** The data follows **
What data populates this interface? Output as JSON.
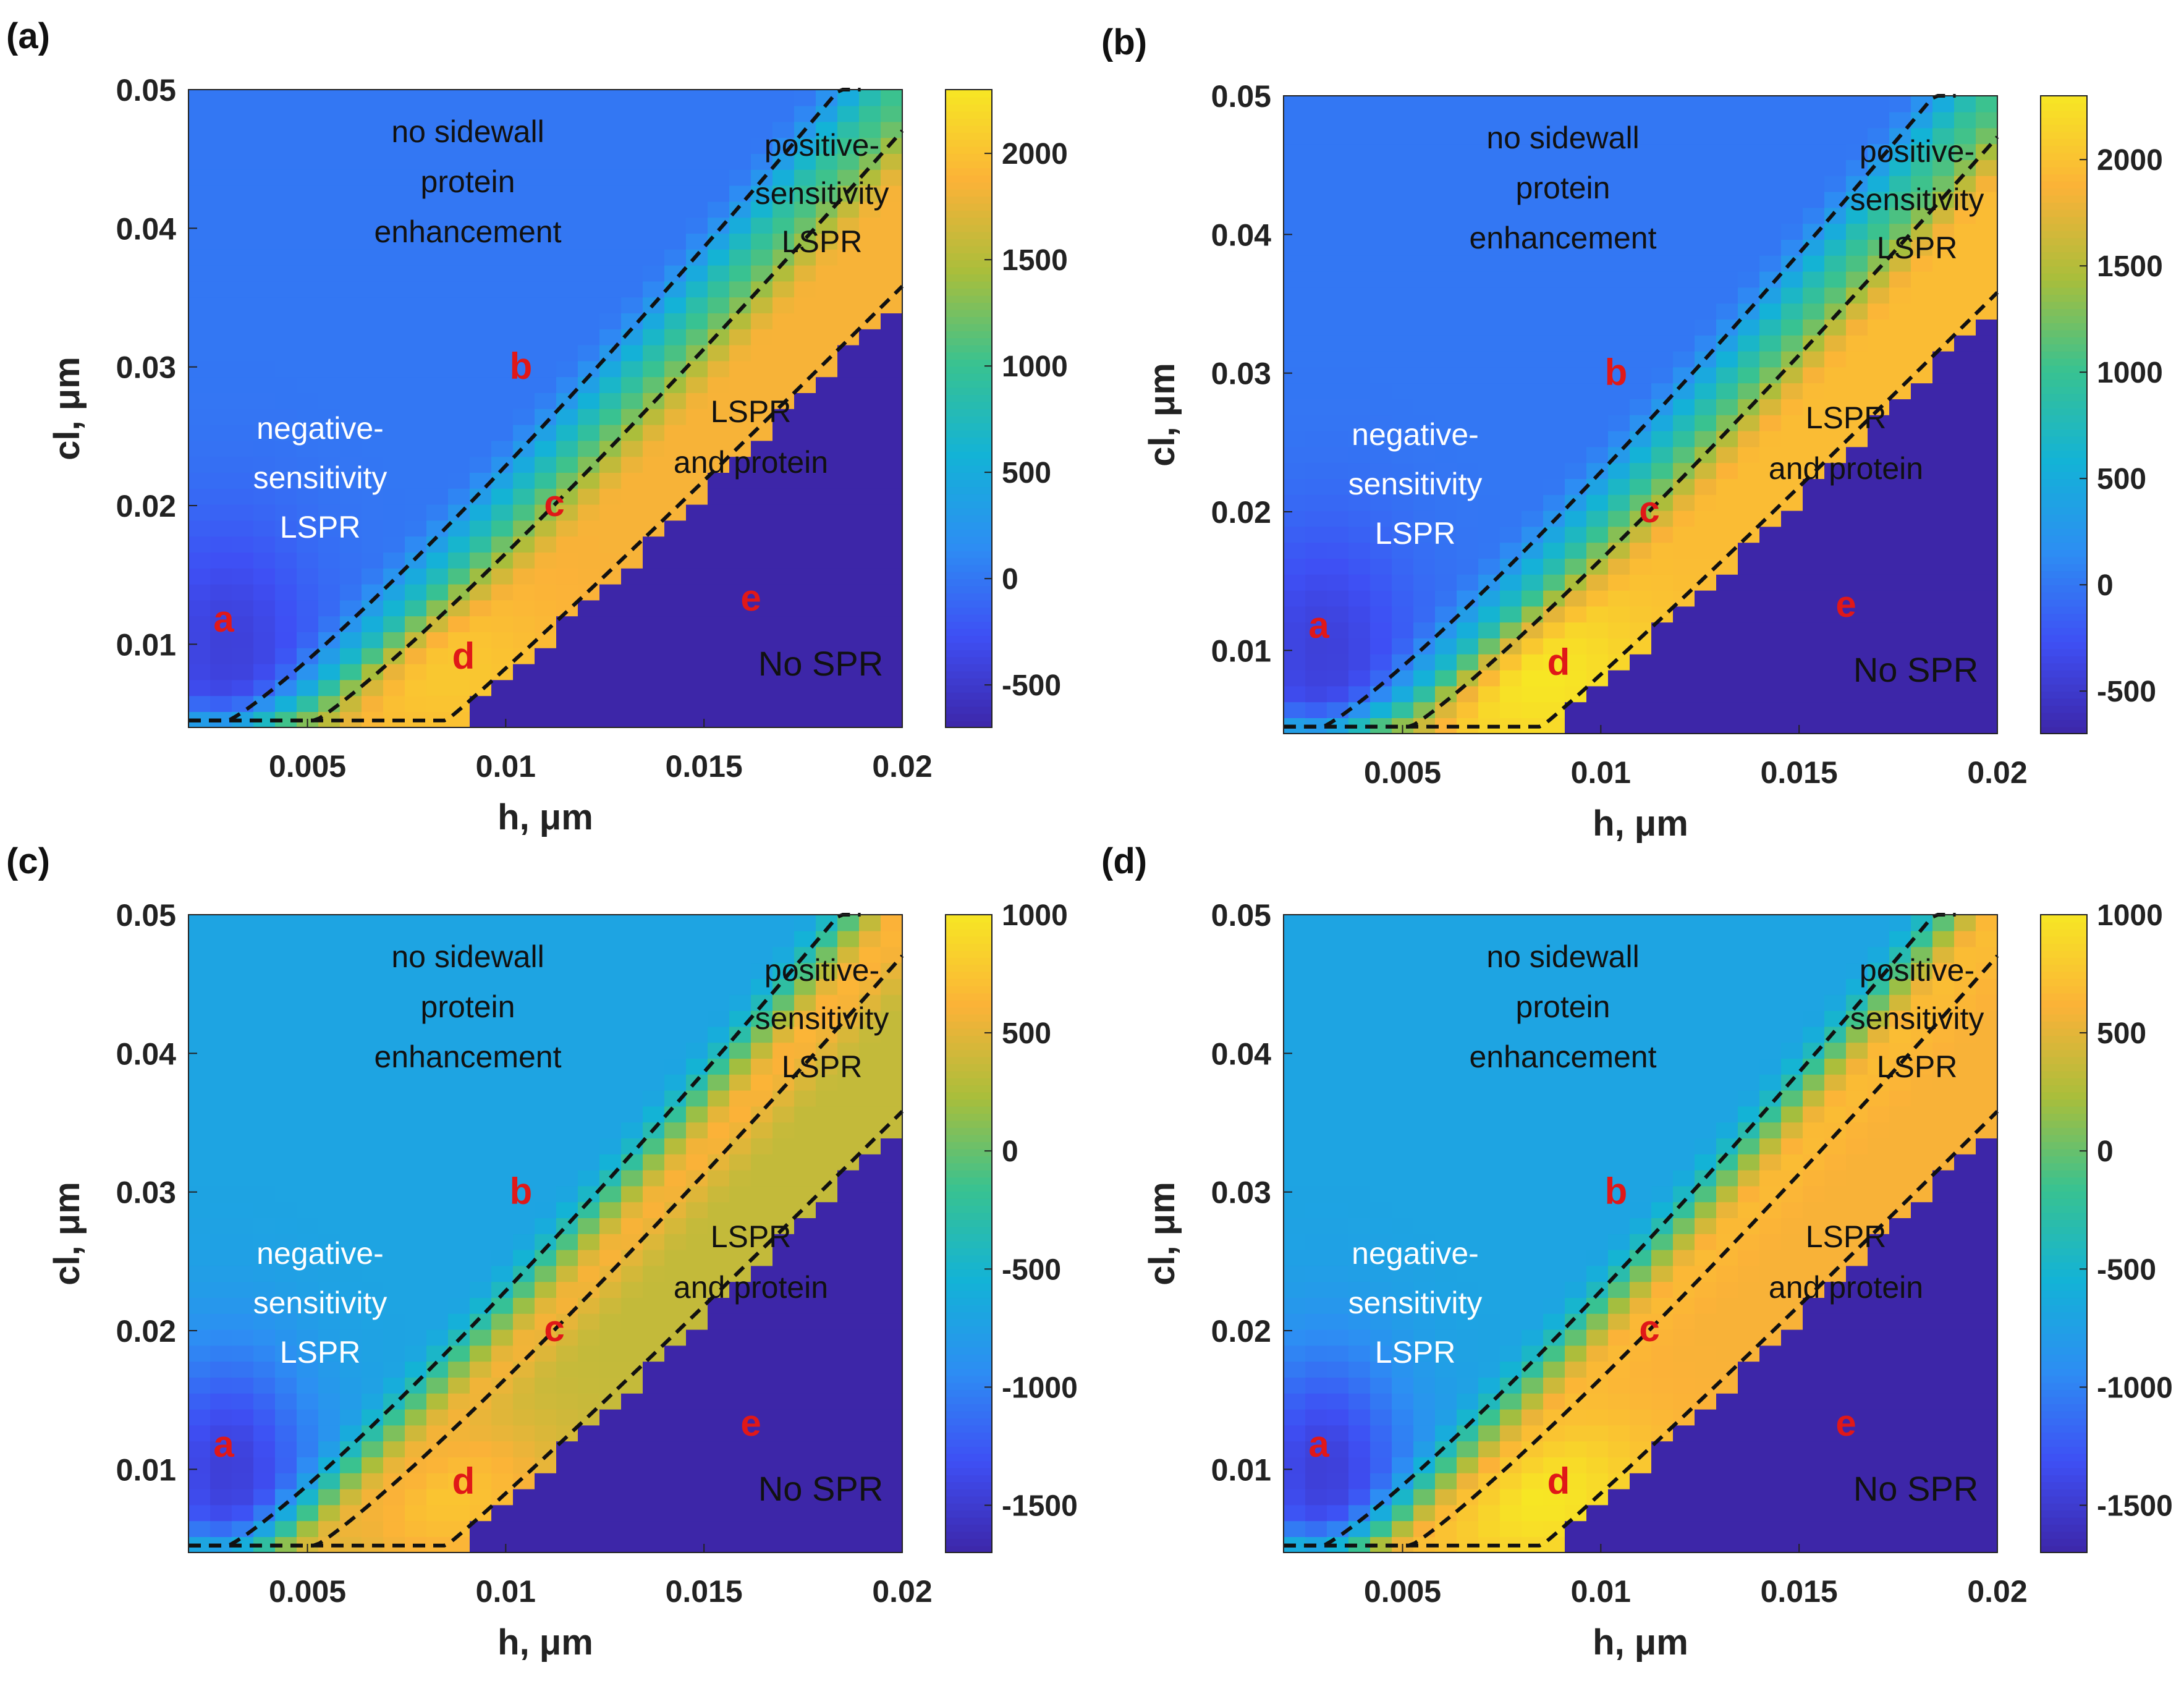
{
  "figure": {
    "colors": {
      "low": "#3d26a8",
      "scale": [
        "#3d26a8",
        "#3e4ff4",
        "#2d8ef3",
        "#13b3d6",
        "#39c290",
        "#a9be3b",
        "#fbb238",
        "#f7e624"
      ],
      "dashed_line": "#111111",
      "marker_text": "#e01818",
      "dark_text": "#111111",
      "light_text": "#ffffff"
    }
  },
  "chart_data": [
    {
      "panel": "(a)",
      "type": "heatmap",
      "xlabel": "h, μm",
      "ylabel": "cl, μm",
      "xlim": [
        0.002,
        0.02
      ],
      "ylim": [
        0.004,
        0.05
      ],
      "xticks": [
        "0.005",
        "0.01",
        "0.015",
        "0.02"
      ],
      "yticks": [
        "0.01",
        "0.02",
        "0.03",
        "0.04",
        "0.05"
      ],
      "colorbar": {
        "ticks": [
          "-500",
          "0",
          "500",
          "1000",
          "1500",
          "2000"
        ],
        "min": -700,
        "max": 2300
      },
      "field": {
        "bg": 0,
        "neg_min": -500,
        "band_lspr": 1050,
        "band_protein": 1850,
        "peak": 2050
      },
      "region_labels": {
        "no_sidewall": [
          "no sidewall",
          "protein",
          "enhancement"
        ],
        "positive": [
          "positive-",
          "sensitivity",
          "LSPR"
        ],
        "negative": [
          "negative-",
          "sensitivity",
          "LSPR"
        ],
        "lspr_protein": [
          "LSPR",
          "and protein"
        ],
        "no_spr": "No SPR"
      },
      "markers": [
        "a",
        "b",
        "c",
        "d",
        "e"
      ]
    },
    {
      "panel": "(b)",
      "type": "heatmap",
      "xlabel": "h, μm",
      "ylabel": "cl, μm",
      "xlim": [
        0.002,
        0.02
      ],
      "ylim": [
        0.004,
        0.05
      ],
      "xticks": [
        "0.005",
        "0.01",
        "0.015",
        "0.02"
      ],
      "yticks": [
        "0.01",
        "0.02",
        "0.03",
        "0.04",
        "0.05"
      ],
      "colorbar": {
        "ticks": [
          "-500",
          "0",
          "500",
          "1000",
          "1500",
          "2000"
        ],
        "min": -700,
        "max": 2300
      },
      "field": {
        "bg": 0,
        "neg_min": -500,
        "band_lspr": 1050,
        "band_protein": 1950,
        "peak": 2300
      },
      "region_labels": {
        "no_sidewall": [
          "no sidewall",
          "protein",
          "enhancement"
        ],
        "positive": [
          "positive-",
          "sensitivity",
          "LSPR"
        ],
        "negative": [
          "negative-",
          "sensitivity",
          "LSPR"
        ],
        "lspr_protein": [
          "LSPR",
          "and protein"
        ],
        "no_spr": "No SPR"
      },
      "markers": [
        "a",
        "b",
        "c",
        "d",
        "e"
      ]
    },
    {
      "panel": "(c)",
      "type": "heatmap",
      "xlabel": "h, μm",
      "ylabel": "cl, μm",
      "xlim": [
        0.002,
        0.02
      ],
      "ylim": [
        0.004,
        0.05
      ],
      "xticks": [
        "0.005",
        "0.01",
        "0.015",
        "0.02"
      ],
      "yticks": [
        "0.01",
        "0.02",
        "0.03",
        "0.04",
        "0.05"
      ],
      "colorbar": {
        "ticks": [
          "-1500",
          "-1000",
          "-500",
          "0",
          "500",
          "1000"
        ],
        "min": -1700,
        "max": 1000
      },
      "field": {
        "bg": -700,
        "neg_min": -1600,
        "band_lspr": 650,
        "band_protein": 350,
        "peak": 750
      },
      "region_labels": {
        "no_sidewall": [
          "no sidewall",
          "protein",
          "enhancement"
        ],
        "positive": [
          "positive-",
          "sensitivity",
          "LSPR"
        ],
        "negative": [
          "negative-",
          "sensitivity",
          "LSPR"
        ],
        "lspr_protein": [
          "LSPR",
          "and protein"
        ],
        "no_spr": "No SPR"
      },
      "markers": [
        "a",
        "b",
        "c",
        "d",
        "e"
      ]
    },
    {
      "panel": "(d)",
      "type": "heatmap",
      "xlabel": "h, μm",
      "ylabel": "cl, μm",
      "xlim": [
        0.002,
        0.02
      ],
      "ylim": [
        0.004,
        0.05
      ],
      "xticks": [
        "0.005",
        "0.01",
        "0.015",
        "0.02"
      ],
      "yticks": [
        "0.01",
        "0.02",
        "0.03",
        "0.04",
        "0.05"
      ],
      "colorbar": {
        "ticks": [
          "-1500",
          "-1000",
          "-500",
          "0",
          "500",
          "1000"
        ],
        "min": -1700,
        "max": 1000
      },
      "field": {
        "bg": -700,
        "neg_min": -1600,
        "band_lspr": 700,
        "band_protein": 600,
        "peak": 1000
      },
      "region_labels": {
        "no_sidewall": [
          "no sidewall",
          "protein",
          "enhancement"
        ],
        "positive": [
          "positive-",
          "sensitivity",
          "LSPR"
        ],
        "negative": [
          "negative-",
          "sensitivity",
          "LSPR"
        ],
        "lspr_protein": [
          "LSPR",
          "and protein"
        ],
        "no_spr": "No SPR"
      },
      "markers": [
        "a",
        "b",
        "c",
        "d",
        "e"
      ]
    }
  ]
}
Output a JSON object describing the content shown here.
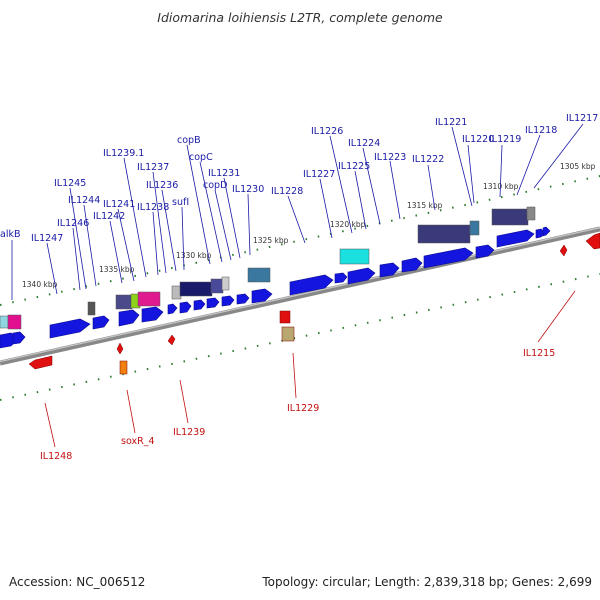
{
  "title": "Idiomarina loihiensis L2TR, complete genome",
  "accession": "Accession: NC_006512",
  "summary": "Topology: circular; Length: 2,839,318 bp; Genes: 2,699",
  "colors": {
    "forward_gene": "#1515e0",
    "reverse_gene": "#e01010",
    "forward_label": "#1a1aa6",
    "reverse_label": "#c21010",
    "backbone": "#808080",
    "tick": "#2a7a2a"
  },
  "scale_labels": [
    "1305 kbp",
    "1310 kbp",
    "1315 kbp",
    "1320 kbp",
    "1325 kbp",
    "1330 kbp",
    "1335 kbp",
    "1340 kbp"
  ],
  "forward_genes": [
    "IL1217",
    "IL1218",
    "IL1219",
    "IL1220",
    "IL1221",
    "IL1222",
    "IL1223",
    "IL1224",
    "IL1225",
    "IL1226",
    "IL1227",
    "IL1228",
    "IL1230",
    "IL1231",
    "copD",
    "copC",
    "copB",
    "sufI",
    "IL1236",
    "IL1237",
    "IL1238",
    "IL1239.1",
    "IL1241",
    "IL1242",
    "IL1244",
    "IL1245",
    "IL1246",
    "IL1247",
    "alkB"
  ],
  "reverse_genes": [
    "IL1215",
    "IL1229",
    "IL1239",
    "soxR_4",
    "IL1248"
  ]
}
** End of The data **
What is expected:
Leave the pictures out and return each entry exactly.

Response area:
What data populates this interface? Output as JSON.
{
  "figure": {
    "colors": {
      "low": "#3d26a8",
      "scale": [
        "#3d26a8",
        "#3e4ff4",
        "#2d8ef3",
        "#13b3d6",
        "#39c290",
        "#a9be3b",
        "#fbb238",
        "#f7e624"
      ],
      "dashed_line": "#111111",
      "marker_text": "#e01818",
      "dark_text": "#111111",
      "light_text": "#ffffff"
    }
  },
  "chart_data": [
    {
      "panel": "(a)",
      "type": "heatmap",
      "xlabel": "h, μm",
      "ylabel": "cl, μm",
      "xlim": [
        0.002,
        0.02
      ],
      "ylim": [
        0.004,
        0.05
      ],
      "xticks": [
        "0.005",
        "0.01",
        "0.015",
        "0.02"
      ],
      "yticks": [
        "0.01",
        "0.02",
        "0.03",
        "0.04",
        "0.05"
      ],
      "colorbar": {
        "ticks": [
          "-500",
          "0",
          "500",
          "1000",
          "1500",
          "2000"
        ],
        "min": -700,
        "max": 2300
      },
      "field": {
        "bg": 0,
        "neg_min": -500,
        "band_lspr": 1050,
        "band_protein": 1850,
        "peak": 2050
      },
      "region_labels": {
        "no_sidewall": [
          "no sidewall",
          "protein",
          "enhancement"
        ],
        "positive": [
          "positive-",
          "sensitivity",
          "LSPR"
        ],
        "negative": [
          "negative-",
          "sensitivity",
          "LSPR"
        ],
        "lspr_protein": [
          "LSPR",
          "and protein"
        ],
        "no_spr": "No SPR"
      },
      "markers": [
        "a",
        "b",
        "c",
        "d",
        "e"
      ]
    },
    {
      "panel": "(b)",
      "type": "heatmap",
      "xlabel": "h, μm",
      "ylabel": "cl, μm",
      "xlim": [
        0.002,
        0.02
      ],
      "ylim": [
        0.004,
        0.05
      ],
      "xticks": [
        "0.005",
        "0.01",
        "0.015",
        "0.02"
      ],
      "yticks": [
        "0.01",
        "0.02",
        "0.03",
        "0.04",
        "0.05"
      ],
      "colorbar": {
        "ticks": [
          "-500",
          "0",
          "500",
          "1000",
          "1500",
          "2000"
        ],
        "min": -700,
        "max": 2300
      },
      "field": {
        "bg": 0,
        "neg_min": -500,
        "band_lspr": 1050,
        "band_protein": 1950,
        "peak": 2300
      },
      "region_labels": {
        "no_sidewall": [
          "no sidewall",
          "protein",
          "enhancement"
        ],
        "positive": [
          "positive-",
          "sensitivity",
          "LSPR"
        ],
        "negative": [
          "negative-",
          "sensitivity",
          "LSPR"
        ],
        "lspr_protein": [
          "LSPR",
          "and protein"
        ],
        "no_spr": "No SPR"
      },
      "markers": [
        "a",
        "b",
        "c",
        "d",
        "e"
      ]
    },
    {
      "panel": "(c)",
      "type": "heatmap",
      "xlabel": "h, μm",
      "ylabel": "cl, μm",
      "xlim": [
        0.002,
        0.02
      ],
      "ylim": [
        0.004,
        0.05
      ],
      "xticks": [
        "0.005",
        "0.01",
        "0.015",
        "0.02"
      ],
      "yticks": [
        "0.01",
        "0.02",
        "0.03",
        "0.04",
        "0.05"
      ],
      "colorbar": {
        "ticks": [
          "-1500",
          "-1000",
          "-500",
          "0",
          "500",
          "1000"
        ],
        "min": -1700,
        "max": 1000
      },
      "field": {
        "bg": -700,
        "neg_min": -1600,
        "band_lspr": 650,
        "band_protein": 350,
        "peak": 750
      },
      "region_labels": {
        "no_sidewall": [
          "no sidewall",
          "protein",
          "enhancement"
        ],
        "positive": [
          "positive-",
          "sensitivity",
          "LSPR"
        ],
        "negative": [
          "negative-",
          "sensitivity",
          "LSPR"
        ],
        "lspr_protein": [
          "LSPR",
          "and protein"
        ],
        "no_spr": "No SPR"
      },
      "markers": [
        "a",
        "b",
        "c",
        "d",
        "e"
      ]
    },
    {
      "panel": "(d)",
      "type": "heatmap",
      "xlabel": "h, μm",
      "ylabel": "cl, μm",
      "xlim": [
        0.002,
        0.02
      ],
      "ylim": [
        0.004,
        0.05
      ],
      "xticks": [
        "0.005",
        "0.01",
        "0.015",
        "0.02"
      ],
      "yticks": [
        "0.01",
        "0.02",
        "0.03",
        "0.04",
        "0.05"
      ],
      "colorbar": {
        "ticks": [
          "-1500",
          "-1000",
          "-500",
          "0",
          "500",
          "1000"
        ],
        "min": -1700,
        "max": 1000
      },
      "field": {
        "bg": -700,
        "neg_min": -1600,
        "band_lspr": 700,
        "band_protein": 600,
        "peak": 1000
      },
      "region_labels": {
        "no_sidewall": [
          "no sidewall",
          "protein",
          "enhancement"
        ],
        "positive": [
          "positive-",
          "sensitivity",
          "LSPR"
        ],
        "negative": [
          "negative-",
          "sensitivity",
          "LSPR"
        ],
        "lspr_protein": [
          "LSPR",
          "and protein"
        ],
        "no_spr": "No SPR"
      },
      "markers": [
        "a",
        "b",
        "c",
        "d",
        "e"
      ]
    }
  ]
}
Output a JSON object describing the content shown here.
{
  "title": "Idiomarina loihiensis L2TR, complete genome",
  "accession": "Accession: NC_006512",
  "summary": "Topology: circular; Length: 2,839,318 bp; Genes: 2,699",
  "colors": {
    "forward_gene": "#1515e0",
    "reverse_gene": "#e01010",
    "forward_label": "#1a1aa6",
    "reverse_label": "#c21010",
    "backbone": "#808080",
    "tick": "#2a7a2a"
  },
  "scale_labels": [
    "1305 kbp",
    "1310 kbp",
    "1315 kbp",
    "1320 kbp",
    "1325 kbp",
    "1330 kbp",
    "1335 kbp",
    "1340 kbp"
  ],
  "forward_genes": [
    "IL1217",
    "IL1218",
    "IL1219",
    "IL1220",
    "IL1221",
    "IL1222",
    "IL1223",
    "IL1224",
    "IL1225",
    "IL1226",
    "IL1227",
    "IL1228",
    "IL1230",
    "IL1231",
    "copD",
    "copC",
    "copB",
    "sufI",
    "IL1236",
    "IL1237",
    "IL1238",
    "IL1239.1",
    "IL1241",
    "IL1242",
    "IL1244",
    "IL1245",
    "IL1246",
    "IL1247",
    "alkB"
  ],
  "reverse_genes": [
    "IL1215",
    "IL1229",
    "IL1239",
    "soxR_4",
    "IL1248"
  ]
}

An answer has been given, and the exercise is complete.